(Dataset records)

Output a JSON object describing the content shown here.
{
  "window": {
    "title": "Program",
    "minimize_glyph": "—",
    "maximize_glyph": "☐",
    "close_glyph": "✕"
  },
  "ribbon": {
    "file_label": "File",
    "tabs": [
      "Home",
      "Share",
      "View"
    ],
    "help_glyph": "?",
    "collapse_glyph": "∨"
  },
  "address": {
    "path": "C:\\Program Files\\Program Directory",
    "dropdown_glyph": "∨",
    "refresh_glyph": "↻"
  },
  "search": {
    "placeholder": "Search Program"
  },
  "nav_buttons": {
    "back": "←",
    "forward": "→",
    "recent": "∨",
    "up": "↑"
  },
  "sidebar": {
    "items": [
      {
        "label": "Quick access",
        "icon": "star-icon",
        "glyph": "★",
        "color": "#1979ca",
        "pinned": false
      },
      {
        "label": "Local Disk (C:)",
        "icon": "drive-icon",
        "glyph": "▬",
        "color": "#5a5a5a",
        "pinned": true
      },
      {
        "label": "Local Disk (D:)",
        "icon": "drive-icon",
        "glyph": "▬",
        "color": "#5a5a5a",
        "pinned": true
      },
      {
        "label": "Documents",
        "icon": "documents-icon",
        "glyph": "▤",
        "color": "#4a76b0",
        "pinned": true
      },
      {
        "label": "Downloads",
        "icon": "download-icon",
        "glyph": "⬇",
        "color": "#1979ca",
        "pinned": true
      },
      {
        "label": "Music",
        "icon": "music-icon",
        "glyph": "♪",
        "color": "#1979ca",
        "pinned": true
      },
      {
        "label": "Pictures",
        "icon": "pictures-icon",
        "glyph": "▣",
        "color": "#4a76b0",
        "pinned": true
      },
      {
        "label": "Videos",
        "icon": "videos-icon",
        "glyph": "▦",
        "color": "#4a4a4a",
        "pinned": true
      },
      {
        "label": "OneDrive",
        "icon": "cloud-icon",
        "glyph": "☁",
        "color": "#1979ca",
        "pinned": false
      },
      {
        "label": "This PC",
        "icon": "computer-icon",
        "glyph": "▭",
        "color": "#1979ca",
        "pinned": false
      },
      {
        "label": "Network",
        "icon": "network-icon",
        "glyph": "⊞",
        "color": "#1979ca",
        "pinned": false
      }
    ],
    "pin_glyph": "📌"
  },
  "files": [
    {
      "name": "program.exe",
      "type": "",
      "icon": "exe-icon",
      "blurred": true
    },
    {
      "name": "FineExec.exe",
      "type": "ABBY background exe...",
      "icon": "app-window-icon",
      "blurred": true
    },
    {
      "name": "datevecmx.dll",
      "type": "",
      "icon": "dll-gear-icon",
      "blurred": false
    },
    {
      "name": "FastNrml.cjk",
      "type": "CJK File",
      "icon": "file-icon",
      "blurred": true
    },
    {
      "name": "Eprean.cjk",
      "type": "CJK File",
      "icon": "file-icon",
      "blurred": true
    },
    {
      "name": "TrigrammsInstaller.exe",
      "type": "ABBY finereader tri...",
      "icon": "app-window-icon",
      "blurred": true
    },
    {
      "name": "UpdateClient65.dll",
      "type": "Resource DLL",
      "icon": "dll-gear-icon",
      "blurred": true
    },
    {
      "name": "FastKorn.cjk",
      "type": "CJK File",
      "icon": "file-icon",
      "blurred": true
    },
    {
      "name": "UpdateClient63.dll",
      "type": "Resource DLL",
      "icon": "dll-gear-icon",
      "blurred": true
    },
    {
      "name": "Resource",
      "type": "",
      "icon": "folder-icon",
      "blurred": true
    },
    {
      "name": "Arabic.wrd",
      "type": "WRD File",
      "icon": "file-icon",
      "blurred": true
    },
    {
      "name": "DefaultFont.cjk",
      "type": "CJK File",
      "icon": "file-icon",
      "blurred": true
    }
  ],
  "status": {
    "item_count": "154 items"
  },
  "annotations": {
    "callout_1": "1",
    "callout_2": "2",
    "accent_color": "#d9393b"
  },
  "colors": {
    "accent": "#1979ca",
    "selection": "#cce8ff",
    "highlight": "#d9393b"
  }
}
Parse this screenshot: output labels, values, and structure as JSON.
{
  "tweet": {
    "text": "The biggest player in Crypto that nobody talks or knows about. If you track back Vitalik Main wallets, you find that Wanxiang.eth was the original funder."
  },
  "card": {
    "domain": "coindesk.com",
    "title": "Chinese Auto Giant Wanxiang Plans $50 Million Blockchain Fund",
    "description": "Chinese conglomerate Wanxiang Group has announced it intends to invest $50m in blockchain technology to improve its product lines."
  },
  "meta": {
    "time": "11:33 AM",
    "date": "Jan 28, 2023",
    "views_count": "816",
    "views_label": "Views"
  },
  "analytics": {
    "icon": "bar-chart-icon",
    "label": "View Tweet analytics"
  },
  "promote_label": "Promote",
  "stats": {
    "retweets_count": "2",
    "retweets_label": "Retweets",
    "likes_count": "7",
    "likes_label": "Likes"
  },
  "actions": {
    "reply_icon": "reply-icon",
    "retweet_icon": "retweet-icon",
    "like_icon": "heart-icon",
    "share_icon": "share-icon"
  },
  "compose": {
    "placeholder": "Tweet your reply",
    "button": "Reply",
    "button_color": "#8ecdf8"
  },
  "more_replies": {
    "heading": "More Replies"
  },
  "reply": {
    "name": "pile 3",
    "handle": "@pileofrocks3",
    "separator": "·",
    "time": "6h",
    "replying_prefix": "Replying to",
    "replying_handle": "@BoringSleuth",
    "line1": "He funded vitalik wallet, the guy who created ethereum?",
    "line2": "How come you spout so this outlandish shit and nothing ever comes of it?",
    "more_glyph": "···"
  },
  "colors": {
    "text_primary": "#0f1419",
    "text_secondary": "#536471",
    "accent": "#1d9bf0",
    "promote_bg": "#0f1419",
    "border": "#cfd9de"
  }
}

WHAT TO DO — Exactly as they are written, print the entries again.

CORRECT ANSWER —
Output a JSON object describing the content shown here.
{
  "window": {
    "title": "Program",
    "minimize_glyph": "—",
    "maximize_glyph": "☐",
    "close_glyph": "✕"
  },
  "ribbon": {
    "file_label": "File",
    "tabs": [
      "Home",
      "Share",
      "View"
    ],
    "help_glyph": "?",
    "collapse_glyph": "∨"
  },
  "address": {
    "path": "C:\\Program Files\\Program Directory",
    "dropdown_glyph": "∨",
    "refresh_glyph": "↻"
  },
  "search": {
    "placeholder": "Search Program"
  },
  "nav_buttons": {
    "back": "←",
    "forward": "→",
    "recent": "∨",
    "up": "↑"
  },
  "sidebar": {
    "items": [
      {
        "label": "Quick access",
        "icon": "star-icon",
        "glyph": "★",
        "color": "#1979ca",
        "pinned": false
      },
      {
        "label": "Local Disk (C:)",
        "icon": "drive-icon",
        "glyph": "▬",
        "color": "#5a5a5a",
        "pinned": true
      },
      {
        "label": "Local Disk (D:)",
        "icon": "drive-icon",
        "glyph": "▬",
        "color": "#5a5a5a",
        "pinned": true
      },
      {
        "label": "Documents",
        "icon": "documents-icon",
        "glyph": "▤",
        "color": "#4a76b0",
        "pinned": true
      },
      {
        "label": "Downloads",
        "icon": "download-icon",
        "glyph": "⬇",
        "color": "#1979ca",
        "pinned": true
      },
      {
        "label": "Music",
        "icon": "music-icon",
        "glyph": "♪",
        "color": "#1979ca",
        "pinned": true
      },
      {
        "label": "Pictures",
        "icon": "pictures-icon",
        "glyph": "▣",
        "color": "#4a76b0",
        "pinned": true
      },
      {
        "label": "Videos",
        "icon": "videos-icon",
        "glyph": "▦",
        "color": "#4a4a4a",
        "pinned": true
      },
      {
        "label": "OneDrive",
        "icon": "cloud-icon",
        "glyph": "☁",
        "color": "#1979ca",
        "pinned": false
      },
      {
        "label": "This PC",
        "icon": "computer-icon",
        "glyph": "▭",
        "color": "#1979ca",
        "pinned": false
      },
      {
        "label": "Network",
        "icon": "network-icon",
        "glyph": "⊞",
        "color": "#1979ca",
        "pinned": false
      }
    ],
    "pin_glyph": "📌"
  },
  "files": [
    {
      "name": "program.exe",
      "type": "",
      "icon": "exe-icon",
      "blurred": true
    },
    {
      "name": "FineExec.exe",
      "type": "ABBY background exe...",
      "icon": "app-window-icon",
      "blurred": true
    },
    {
      "name": "datevecmx.dll",
      "type": "",
      "icon": "dll-gear-icon",
      "blurred": false
    },
    {
      "name": "FastNrml.cjk",
      "type": "CJK File",
      "icon": "file-icon",
      "blurred": true
    },
    {
      "name": "Eprean.cjk",
      "type": "CJK File",
      "icon": "file-icon",
      "blurred": true
    },
    {
      "name": "TrigrammsInstaller.exe",
      "type": "ABBY finereader tri...",
      "icon": "app-window-icon",
      "blurred": true
    },
    {
      "name": "UpdateClient65.dll",
      "type": "Resource DLL",
      "icon": "dll-gear-icon",
      "blurred": true
    },
    {
      "name": "FastKorn.cjk",
      "type": "CJK File",
      "icon": "file-icon",
      "blurred": true
    },
    {
      "name": "UpdateClient63.dll",
      "type": "Resource DLL",
      "icon": "dll-gear-icon",
      "blurred": true
    },
    {
      "name": "Resource",
      "type": "",
      "icon": "folder-icon",
      "blurred": true
    },
    {
      "name": "Arabic.wrd",
      "type": "WRD File",
      "icon": "file-icon",
      "blurred": true
    },
    {
      "name": "DefaultFont.cjk",
      "type": "CJK File",
      "icon": "file-icon",
      "blurred": true
    }
  ],
  "status": {
    "item_count": "154 items"
  },
  "annotations": {
    "callout_1": "1",
    "callout_2": "2",
    "accent_color": "#d9393b"
  },
  "colors": {
    "accent": "#1979ca",
    "selection": "#cce8ff",
    "highlight": "#d9393b"
  }
}
Parse this screenshot: output labels, values, and structure as JSON.
{
  "tweet": {
    "text": "The biggest player in Crypto that nobody talks or knows about. If you track back Vitalik Main wallets, you find that Wanxiang.eth was the original funder."
  },
  "card": {
    "domain": "coindesk.com",
    "title": "Chinese Auto Giant Wanxiang Plans $50 Million Blockchain Fund",
    "description": "Chinese conglomerate Wanxiang Group has announced it intends to invest $50m in blockchain technology to improve its product lines."
  },
  "meta": {
    "time": "11:33 AM",
    "date": "Jan 28, 2023",
    "views_count": "816",
    "views_label": "Views"
  },
  "analytics": {
    "icon": "bar-chart-icon",
    "label": "View Tweet analytics"
  },
  "promote_label": "Promote",
  "stats": {
    "retweets_count": "2",
    "retweets_label": "Retweets",
    "likes_count": "7",
    "likes_label": "Likes"
  },
  "actions": {
    "reply_icon": "reply-icon",
    "retweet_icon": "retweet-icon",
    "like_icon": "heart-icon",
    "share_icon": "share-icon"
  },
  "compose": {
    "placeholder": "Tweet your reply",
    "button": "Reply",
    "button_color": "#8ecdf8"
  },
  "more_replies": {
    "heading": "More Replies"
  },
  "reply": {
    "name": "pile 3",
    "handle": "@pileofrocks3",
    "separator": "·",
    "time": "6h",
    "replying_prefix": "Replying to",
    "replying_handle": "@BoringSleuth",
    "line1": "He funded vitalik wallet, the guy who created ethereum?",
    "line2": "How come you spout so this outlandish shit and nothing ever comes of it?",
    "more_glyph": "···"
  },
  "colors": {
    "text_primary": "#0f1419",
    "text_secondary": "#536471",
    "accent": "#1d9bf0",
    "promote_bg": "#0f1419",
    "border": "#cfd9de"
  }
}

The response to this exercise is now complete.